Exercise brief
Give only the number of lines that include the string "screenshot".

Entries provided
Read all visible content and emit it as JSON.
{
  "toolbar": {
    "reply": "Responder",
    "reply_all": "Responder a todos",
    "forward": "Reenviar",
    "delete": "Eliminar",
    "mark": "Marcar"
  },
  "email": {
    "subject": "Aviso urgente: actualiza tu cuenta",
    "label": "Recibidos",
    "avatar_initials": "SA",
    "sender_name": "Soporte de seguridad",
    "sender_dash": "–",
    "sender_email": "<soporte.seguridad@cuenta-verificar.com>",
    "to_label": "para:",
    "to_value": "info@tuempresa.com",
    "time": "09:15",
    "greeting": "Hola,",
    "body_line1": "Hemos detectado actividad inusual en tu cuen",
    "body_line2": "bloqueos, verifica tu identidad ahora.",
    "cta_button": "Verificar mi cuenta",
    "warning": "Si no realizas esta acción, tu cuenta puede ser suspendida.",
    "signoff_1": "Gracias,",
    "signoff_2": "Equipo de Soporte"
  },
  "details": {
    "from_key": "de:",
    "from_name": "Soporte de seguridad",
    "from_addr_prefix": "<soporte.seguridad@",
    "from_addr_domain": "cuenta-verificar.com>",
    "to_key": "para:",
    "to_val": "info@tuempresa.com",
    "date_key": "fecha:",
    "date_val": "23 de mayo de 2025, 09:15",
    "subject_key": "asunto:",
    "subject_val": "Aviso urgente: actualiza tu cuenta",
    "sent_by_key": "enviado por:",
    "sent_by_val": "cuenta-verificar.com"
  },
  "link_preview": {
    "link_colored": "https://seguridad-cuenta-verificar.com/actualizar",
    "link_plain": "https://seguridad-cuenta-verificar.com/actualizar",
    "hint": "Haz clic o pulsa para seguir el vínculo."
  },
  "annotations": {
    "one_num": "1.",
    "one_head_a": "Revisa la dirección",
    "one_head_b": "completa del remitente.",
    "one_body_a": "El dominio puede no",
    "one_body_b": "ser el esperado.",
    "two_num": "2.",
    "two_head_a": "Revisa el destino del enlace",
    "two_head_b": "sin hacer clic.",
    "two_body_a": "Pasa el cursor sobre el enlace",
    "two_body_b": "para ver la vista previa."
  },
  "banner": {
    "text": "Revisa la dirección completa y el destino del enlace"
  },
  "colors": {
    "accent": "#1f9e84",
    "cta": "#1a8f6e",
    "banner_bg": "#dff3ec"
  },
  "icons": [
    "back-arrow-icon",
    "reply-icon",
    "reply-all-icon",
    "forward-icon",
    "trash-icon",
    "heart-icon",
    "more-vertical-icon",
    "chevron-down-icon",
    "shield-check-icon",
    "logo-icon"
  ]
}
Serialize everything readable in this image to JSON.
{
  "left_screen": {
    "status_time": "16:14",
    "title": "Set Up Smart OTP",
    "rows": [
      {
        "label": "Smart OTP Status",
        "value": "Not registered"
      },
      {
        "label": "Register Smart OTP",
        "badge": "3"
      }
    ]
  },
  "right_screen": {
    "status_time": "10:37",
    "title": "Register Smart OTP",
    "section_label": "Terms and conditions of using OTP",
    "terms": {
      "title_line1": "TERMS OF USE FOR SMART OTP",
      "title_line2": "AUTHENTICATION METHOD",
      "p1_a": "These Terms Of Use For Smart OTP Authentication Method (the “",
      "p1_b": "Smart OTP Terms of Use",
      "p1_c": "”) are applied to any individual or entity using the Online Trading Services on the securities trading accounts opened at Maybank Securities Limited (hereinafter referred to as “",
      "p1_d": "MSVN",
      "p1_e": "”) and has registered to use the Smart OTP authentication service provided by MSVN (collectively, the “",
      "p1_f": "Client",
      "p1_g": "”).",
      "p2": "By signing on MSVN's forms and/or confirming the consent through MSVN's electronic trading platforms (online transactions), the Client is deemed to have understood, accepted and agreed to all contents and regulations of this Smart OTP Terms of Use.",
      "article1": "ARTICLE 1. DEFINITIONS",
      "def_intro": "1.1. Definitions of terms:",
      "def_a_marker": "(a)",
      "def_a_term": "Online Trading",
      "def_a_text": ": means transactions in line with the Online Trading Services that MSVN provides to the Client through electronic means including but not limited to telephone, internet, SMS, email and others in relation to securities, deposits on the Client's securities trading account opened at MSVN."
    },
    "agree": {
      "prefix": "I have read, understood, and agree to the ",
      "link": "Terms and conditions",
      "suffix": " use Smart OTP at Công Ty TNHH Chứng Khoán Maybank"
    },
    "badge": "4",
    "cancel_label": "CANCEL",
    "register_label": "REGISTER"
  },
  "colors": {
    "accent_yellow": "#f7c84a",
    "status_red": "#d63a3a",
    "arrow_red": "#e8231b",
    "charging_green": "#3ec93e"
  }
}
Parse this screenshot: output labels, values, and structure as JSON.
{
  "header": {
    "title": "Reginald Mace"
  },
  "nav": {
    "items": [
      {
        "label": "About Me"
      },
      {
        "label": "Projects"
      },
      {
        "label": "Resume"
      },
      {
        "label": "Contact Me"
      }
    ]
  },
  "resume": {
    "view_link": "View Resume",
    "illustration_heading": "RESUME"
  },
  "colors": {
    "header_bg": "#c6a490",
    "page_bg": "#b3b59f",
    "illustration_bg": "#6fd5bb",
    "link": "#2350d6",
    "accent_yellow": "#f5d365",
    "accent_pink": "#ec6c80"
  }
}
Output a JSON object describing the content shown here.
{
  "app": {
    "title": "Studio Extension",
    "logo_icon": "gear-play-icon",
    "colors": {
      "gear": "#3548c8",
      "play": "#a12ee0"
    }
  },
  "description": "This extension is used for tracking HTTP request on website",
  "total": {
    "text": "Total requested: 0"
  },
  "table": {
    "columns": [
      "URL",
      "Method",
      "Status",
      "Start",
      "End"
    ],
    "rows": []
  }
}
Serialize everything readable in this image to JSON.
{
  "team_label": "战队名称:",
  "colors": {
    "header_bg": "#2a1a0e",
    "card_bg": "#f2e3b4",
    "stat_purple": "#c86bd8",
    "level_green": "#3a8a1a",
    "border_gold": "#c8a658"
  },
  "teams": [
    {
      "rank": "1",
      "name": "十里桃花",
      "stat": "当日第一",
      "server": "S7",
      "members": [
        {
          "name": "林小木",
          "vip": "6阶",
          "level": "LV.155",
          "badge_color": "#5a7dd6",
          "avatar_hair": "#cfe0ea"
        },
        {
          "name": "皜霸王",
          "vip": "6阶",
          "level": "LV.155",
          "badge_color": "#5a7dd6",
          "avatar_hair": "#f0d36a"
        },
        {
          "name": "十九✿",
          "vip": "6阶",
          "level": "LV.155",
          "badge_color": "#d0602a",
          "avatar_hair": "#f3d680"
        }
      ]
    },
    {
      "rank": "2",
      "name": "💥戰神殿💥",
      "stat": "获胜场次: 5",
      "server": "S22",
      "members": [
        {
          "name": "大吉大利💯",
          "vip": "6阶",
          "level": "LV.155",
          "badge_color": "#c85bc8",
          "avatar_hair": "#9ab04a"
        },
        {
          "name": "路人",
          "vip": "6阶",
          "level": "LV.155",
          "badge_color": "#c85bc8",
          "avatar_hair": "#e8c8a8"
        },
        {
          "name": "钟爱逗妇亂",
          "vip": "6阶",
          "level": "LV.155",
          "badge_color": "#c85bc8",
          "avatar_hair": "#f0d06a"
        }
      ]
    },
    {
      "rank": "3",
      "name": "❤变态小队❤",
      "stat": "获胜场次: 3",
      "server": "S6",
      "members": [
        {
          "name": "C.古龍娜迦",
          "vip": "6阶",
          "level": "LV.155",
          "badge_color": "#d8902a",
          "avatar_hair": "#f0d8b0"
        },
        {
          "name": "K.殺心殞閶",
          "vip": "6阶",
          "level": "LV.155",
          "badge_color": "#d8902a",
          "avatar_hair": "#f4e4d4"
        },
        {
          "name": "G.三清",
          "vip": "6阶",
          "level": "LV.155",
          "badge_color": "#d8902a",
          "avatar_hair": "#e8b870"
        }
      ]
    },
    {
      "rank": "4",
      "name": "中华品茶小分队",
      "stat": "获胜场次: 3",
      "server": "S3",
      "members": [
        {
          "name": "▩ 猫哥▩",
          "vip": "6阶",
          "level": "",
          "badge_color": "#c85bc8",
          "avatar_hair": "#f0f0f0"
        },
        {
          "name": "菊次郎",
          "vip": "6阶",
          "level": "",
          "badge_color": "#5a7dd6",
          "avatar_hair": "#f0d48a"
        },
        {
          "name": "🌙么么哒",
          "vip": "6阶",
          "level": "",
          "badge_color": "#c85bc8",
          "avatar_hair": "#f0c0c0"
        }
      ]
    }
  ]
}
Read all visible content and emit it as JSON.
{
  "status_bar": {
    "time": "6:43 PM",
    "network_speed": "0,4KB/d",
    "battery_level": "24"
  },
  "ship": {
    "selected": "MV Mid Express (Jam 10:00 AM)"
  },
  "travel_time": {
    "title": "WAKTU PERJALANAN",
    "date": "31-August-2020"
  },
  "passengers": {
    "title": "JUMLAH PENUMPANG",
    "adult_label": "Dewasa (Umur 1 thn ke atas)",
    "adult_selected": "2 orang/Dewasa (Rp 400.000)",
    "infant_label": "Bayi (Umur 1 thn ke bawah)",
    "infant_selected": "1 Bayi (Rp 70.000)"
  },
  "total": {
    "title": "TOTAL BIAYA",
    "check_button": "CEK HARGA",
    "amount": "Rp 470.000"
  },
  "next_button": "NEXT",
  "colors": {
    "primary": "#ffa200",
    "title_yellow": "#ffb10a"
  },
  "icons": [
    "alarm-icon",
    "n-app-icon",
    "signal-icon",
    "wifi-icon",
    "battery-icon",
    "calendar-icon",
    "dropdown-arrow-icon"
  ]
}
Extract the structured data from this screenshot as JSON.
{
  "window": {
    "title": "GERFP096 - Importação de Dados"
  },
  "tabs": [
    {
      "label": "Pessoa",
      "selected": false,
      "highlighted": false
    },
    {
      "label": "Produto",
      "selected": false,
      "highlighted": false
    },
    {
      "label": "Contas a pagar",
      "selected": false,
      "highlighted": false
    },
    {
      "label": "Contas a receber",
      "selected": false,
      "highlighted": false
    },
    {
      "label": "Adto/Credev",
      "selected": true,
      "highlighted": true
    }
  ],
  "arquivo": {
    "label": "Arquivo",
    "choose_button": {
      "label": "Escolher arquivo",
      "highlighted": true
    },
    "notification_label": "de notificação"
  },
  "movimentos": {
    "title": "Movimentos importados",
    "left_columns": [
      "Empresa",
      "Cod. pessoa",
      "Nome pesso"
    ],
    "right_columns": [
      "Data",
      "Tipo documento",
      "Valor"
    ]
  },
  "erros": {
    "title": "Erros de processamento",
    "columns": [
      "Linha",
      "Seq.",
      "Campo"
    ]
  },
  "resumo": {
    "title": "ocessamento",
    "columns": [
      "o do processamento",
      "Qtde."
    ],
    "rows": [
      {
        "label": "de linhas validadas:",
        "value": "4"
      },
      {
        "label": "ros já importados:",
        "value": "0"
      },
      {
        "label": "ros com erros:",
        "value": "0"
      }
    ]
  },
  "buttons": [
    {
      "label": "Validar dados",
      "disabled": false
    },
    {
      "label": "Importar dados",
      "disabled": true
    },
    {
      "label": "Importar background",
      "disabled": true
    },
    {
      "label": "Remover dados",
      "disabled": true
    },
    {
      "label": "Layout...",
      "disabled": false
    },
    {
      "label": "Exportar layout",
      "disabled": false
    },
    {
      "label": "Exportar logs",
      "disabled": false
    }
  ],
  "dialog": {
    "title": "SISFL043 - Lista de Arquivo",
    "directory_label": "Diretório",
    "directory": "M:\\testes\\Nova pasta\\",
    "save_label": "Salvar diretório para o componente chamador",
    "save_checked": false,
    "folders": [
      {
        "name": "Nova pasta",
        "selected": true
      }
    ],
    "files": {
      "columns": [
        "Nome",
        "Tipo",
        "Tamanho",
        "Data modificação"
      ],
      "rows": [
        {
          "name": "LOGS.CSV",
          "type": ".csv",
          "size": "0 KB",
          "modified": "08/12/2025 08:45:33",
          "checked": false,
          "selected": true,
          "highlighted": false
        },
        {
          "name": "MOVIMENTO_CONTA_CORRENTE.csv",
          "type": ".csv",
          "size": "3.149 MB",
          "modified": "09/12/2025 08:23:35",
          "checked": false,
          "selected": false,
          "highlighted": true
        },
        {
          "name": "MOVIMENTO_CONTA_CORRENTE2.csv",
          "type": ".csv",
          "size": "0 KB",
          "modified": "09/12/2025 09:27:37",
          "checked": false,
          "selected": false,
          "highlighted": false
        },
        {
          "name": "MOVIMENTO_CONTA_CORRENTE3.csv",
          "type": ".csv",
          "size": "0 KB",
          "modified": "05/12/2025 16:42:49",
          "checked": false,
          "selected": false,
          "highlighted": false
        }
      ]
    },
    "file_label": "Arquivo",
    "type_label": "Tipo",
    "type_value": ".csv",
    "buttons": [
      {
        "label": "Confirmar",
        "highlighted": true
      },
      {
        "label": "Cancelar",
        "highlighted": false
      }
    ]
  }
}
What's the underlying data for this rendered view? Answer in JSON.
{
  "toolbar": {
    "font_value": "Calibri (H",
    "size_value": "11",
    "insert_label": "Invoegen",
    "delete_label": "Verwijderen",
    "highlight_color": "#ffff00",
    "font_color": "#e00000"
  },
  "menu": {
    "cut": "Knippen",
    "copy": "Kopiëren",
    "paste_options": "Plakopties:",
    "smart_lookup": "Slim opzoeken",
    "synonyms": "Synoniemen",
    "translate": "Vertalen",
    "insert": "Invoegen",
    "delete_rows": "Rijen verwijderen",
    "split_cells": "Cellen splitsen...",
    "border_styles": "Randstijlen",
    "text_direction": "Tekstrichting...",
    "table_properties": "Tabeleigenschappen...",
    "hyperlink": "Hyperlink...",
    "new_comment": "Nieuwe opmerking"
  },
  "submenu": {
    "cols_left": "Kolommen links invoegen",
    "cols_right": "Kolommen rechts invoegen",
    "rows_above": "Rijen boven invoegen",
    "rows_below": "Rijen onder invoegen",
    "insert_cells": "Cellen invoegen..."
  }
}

Complete answer
2